_Selected text_
Can any of the political defenders of Pence (so far, all male) stop long enough to consider how this issue does impact the professional equality of women, or at least be calm in responding to a woman’s concern about it?

4/12. The perfect solution occurs to me. Let’s avoid one-on-one dining with either men or women. That would eliminate the likelihood that one sex is missing out on job related information and connections. And this 21st century version of the Billy Graham rule would avoid giving any kind of wrong impression, plus prevent the temptation possible from same sex dining.


Billy Graham had a similar practice. Are you going to take him on too? It appears to be their approach to “avoiding the appearance of evil.” No one has cited any evidence that his declining to dine alone with a woman has negatively impacted the careers of women in his office. After the abusive practices of John Kennedy, Bill Clinton and Donald Trump toward women, this seems admirable. If this is his way of trying to be a faithful husband, then I think you need to give him a bit of a break.


i hate to make this point, but i seriously doubt most normal men would be in danger of lapsing into an affair as a result of a one on one dinner with either theresa may or angela merkel…theresa may has an aggressive edge to her that i believe would be an instant turn-off for many men, and poor angela merkel really struggles with her wardrobe and general look…

what i think courtney may be missing here is the fact that men, if they’re oriented towards women, have a serious physical response to deal with when they’re alone with an attractive woman that i don’t think women deal with when they’re alone with an attractive man…in a man, there are distinct biological changes that occur at the moment of sexual attraction that can actually inhibit and even block normal cognitive thinking…this isn’t because the man doesn’t have principle…it’s because he’s caught in the throes of a physical response that overpowers every other consideration…women don’t generally deal with this…their response to sexuality is on a much more calculating plane…they don’t seem to experience the same tension between what their body has to have and what their mind tells them is best (would eve have eaten of the forbidden fruit had adam offered it to her)…in my view, it is the measure of a man to exercise forethought to prevent himself from being engulfed in a sexually charged situation that has spiraled out of control…and it is this forethought - not having a dinner date with someone other than his wife, which he likely knows from experience involves him in difficulty - that i think is commendable in mike pence…

i also wonder how valid is the point that men’s sexual insecurities are responsible for the glass ceiling women face…does courtney really believe that most men have principle when it comes to affairs…for instance, does she believe donald trump is evincing poorly controlled sexual insecurities when there are never any women in photographs of trump’s white house round-tables…maybe women just don’t want to be in the same room with him…or maybe the studied neglect to include women is a front for the fact that he’s seeing them one on one on the side…bill clinton, JFK and other presidents had serious problems with women…does courtney think women rose to higher positions under these presidencies than they would under a pence presidency…i think this article may be looking for an opportunity to discredit the trump presidency while reminding us that women face a glass ceiling…but there is no nexus between trump’s flailing presidency and the fact that women still have an uphill climb…furthermore, there are many men who have very little sympathy for donald trump, who would love to see women given full equality…for instance, they likely voted for hillary…

there is one consideration that this article doesn’t touch on which i think would be a more natural fit for the point i think courtney is making…this would be the reality that when women do achieve what men have traditionally achieved, they sometimes find that the men around them have lost all sexual interest in them…it seems to be the case that the lure of an affair with a powerful woman isn’t for a man what it seems to be for many women when it comes to powerful men…is this a secret plot to keep women down, by saying to them that no-one will have any sexual interest in them if they climb too high up the ladder of success…to me, this would be a much more intuitive inference from pence’s dining policy, if one wanted to look askance at it…


If my sexuality is the overruling factor determining the way a man decides to treat me, then I don’t really feel more respected as a human being just because he’s trying NOT to sleep with me rather than the reverse.

_Tasks to carry out_
(1) Answer these about the comments on Mike Pence's dining practice:
(a) In the comment dated 4/12, what does the writer propose to avoid?
(b) In the comment that brings up Billy Graham, whose abusive practices toward women are named?
(c) Which two women are named as unlikely to lead most normal men into an affair at a one-on-one dinner?
(2) Extend the comments on Mike Pence's dining practice, starting after their last sentence.

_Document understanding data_
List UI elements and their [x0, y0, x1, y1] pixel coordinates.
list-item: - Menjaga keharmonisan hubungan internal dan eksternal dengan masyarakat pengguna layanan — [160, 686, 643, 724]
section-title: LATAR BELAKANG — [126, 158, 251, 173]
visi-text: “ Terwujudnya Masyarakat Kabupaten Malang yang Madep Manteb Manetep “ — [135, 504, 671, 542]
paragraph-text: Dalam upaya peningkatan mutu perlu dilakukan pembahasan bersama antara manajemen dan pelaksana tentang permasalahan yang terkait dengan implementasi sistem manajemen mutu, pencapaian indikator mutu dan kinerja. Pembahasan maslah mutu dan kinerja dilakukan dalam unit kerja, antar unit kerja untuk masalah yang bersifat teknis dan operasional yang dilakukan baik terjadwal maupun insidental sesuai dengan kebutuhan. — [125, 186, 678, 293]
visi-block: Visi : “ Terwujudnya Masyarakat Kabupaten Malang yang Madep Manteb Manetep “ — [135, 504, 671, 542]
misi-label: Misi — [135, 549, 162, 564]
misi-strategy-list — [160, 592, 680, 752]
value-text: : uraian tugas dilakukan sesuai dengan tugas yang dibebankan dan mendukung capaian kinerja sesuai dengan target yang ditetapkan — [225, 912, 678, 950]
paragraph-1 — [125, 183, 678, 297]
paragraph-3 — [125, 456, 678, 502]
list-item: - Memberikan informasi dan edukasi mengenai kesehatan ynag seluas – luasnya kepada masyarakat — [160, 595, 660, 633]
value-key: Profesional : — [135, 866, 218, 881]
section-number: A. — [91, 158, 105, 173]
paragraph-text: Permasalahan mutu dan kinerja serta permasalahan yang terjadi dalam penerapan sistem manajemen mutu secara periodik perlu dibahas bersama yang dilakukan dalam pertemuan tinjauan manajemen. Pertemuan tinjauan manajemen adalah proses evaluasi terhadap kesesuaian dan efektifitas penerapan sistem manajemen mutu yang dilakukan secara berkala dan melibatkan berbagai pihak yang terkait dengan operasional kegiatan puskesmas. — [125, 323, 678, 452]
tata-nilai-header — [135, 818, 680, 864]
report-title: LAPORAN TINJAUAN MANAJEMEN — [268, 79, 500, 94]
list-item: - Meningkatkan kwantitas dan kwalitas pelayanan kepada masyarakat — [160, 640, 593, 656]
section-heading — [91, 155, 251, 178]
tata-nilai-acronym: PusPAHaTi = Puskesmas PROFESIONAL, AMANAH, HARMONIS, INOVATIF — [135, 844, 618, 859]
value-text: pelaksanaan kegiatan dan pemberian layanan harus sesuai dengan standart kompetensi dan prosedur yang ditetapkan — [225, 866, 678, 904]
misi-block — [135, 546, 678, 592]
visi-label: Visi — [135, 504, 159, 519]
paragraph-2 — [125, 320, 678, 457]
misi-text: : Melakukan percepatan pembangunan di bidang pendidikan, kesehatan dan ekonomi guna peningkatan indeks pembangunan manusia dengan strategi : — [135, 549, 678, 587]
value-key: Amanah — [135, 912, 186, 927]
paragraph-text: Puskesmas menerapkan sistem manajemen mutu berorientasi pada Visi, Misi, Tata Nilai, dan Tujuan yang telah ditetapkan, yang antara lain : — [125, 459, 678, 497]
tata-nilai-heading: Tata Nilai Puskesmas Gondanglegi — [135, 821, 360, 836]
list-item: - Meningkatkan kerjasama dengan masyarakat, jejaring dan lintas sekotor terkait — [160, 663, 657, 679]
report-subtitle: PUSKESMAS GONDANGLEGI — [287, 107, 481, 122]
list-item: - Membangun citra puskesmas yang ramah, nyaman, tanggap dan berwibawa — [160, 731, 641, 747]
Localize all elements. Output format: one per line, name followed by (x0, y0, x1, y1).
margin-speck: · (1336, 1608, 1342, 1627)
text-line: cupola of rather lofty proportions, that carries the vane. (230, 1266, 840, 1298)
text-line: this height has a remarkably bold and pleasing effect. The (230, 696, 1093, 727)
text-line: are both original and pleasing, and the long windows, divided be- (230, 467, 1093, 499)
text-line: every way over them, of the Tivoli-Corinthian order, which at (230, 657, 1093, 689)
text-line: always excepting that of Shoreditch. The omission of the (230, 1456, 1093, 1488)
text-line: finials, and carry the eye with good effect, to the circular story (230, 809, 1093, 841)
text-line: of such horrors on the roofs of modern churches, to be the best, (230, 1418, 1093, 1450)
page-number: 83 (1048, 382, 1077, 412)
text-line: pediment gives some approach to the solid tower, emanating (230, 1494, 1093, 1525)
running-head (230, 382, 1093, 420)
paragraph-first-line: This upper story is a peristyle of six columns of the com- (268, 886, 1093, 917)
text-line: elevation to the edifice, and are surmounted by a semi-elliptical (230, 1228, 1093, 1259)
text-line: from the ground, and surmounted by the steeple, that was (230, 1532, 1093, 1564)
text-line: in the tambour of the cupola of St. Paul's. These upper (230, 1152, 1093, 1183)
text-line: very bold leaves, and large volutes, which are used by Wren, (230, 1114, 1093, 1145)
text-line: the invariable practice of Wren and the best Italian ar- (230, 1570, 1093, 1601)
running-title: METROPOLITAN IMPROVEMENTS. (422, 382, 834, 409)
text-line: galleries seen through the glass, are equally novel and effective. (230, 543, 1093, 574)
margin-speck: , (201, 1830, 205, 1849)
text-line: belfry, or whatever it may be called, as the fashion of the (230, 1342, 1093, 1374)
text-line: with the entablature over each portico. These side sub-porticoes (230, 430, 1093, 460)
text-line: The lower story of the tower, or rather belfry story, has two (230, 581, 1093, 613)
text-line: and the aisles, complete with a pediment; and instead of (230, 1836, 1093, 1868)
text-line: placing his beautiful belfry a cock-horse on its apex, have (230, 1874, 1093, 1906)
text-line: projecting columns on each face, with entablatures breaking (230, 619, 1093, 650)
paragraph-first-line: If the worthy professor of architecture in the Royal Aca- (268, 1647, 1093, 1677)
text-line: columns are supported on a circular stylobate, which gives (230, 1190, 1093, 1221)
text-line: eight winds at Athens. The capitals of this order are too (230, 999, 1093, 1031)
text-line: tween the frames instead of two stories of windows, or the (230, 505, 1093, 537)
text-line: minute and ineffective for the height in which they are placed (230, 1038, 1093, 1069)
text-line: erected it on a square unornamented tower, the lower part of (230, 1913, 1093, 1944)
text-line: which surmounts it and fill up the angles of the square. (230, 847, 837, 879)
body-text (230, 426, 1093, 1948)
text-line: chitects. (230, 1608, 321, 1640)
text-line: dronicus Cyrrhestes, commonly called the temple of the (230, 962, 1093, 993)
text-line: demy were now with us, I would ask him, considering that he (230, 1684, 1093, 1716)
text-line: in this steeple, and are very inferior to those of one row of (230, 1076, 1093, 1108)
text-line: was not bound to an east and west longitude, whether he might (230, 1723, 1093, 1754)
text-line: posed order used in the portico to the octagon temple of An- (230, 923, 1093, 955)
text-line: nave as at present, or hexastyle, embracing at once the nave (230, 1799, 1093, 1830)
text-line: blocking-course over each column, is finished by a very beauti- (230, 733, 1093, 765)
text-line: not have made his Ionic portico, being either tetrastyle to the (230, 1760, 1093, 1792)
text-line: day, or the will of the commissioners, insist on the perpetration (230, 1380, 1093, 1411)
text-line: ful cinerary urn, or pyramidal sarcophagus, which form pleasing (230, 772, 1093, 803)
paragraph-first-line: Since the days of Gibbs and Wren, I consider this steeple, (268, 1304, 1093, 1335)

_Exercise answers_
(1)
(a) One-on-one dining with either men or women.
(b) John Kennedy, Bill Clinton and Donald Trump.
(c) Theresa May and Angela Merkel.

(2)
I am not a professional. There are still, however, times when I need to be in a one-on-one setting with a man. I am always keenly aware, when that happens, of the complexity of the situation. It doesn’t feel the same as it would if I were meeting with another woman, or in a group. I am more careful to manage the subtleties of the conversation, and to be respectful of space. It is complicated to have working relationships and platonic friendships with the opposite sex. But it’s a learn-able skill. An arbitrary rule, like the one being discussed doesn’t solve the problem, it just ignores it.

The “Billy Graham rule” was far more practical many years ago, when men had few relationships with women outside the family. As men and women work together more, we serve them better to teach them the skill, rather than a rule.

I don’t hate Mike Pence for the choice he’s made, but I wouldn’t hold him up as a practical role model for others to follow.


Had to throw in a dig about women’s looks and dress. Have you not noticed the many men who have nothing to brag about on looks are considered very marriageable and married? There are men who like an intelligent, and savy partner over model beauty like Trump.


In your opening paragraph you state, “Vice President Pence’s “policy” of avoiding eating with women except his wife.” Please be accurate: He avoids eating alone with women except his wife. As a successful senior executive I have followed this policy for over 30 years and it has never, ever prevented me from hiring and promoting women. In fact, I’ve hired and promoted more women than men the last 10 years! I think your distaste for the Trump Administration has negatively impacted your logic and and ability to accurately report facts.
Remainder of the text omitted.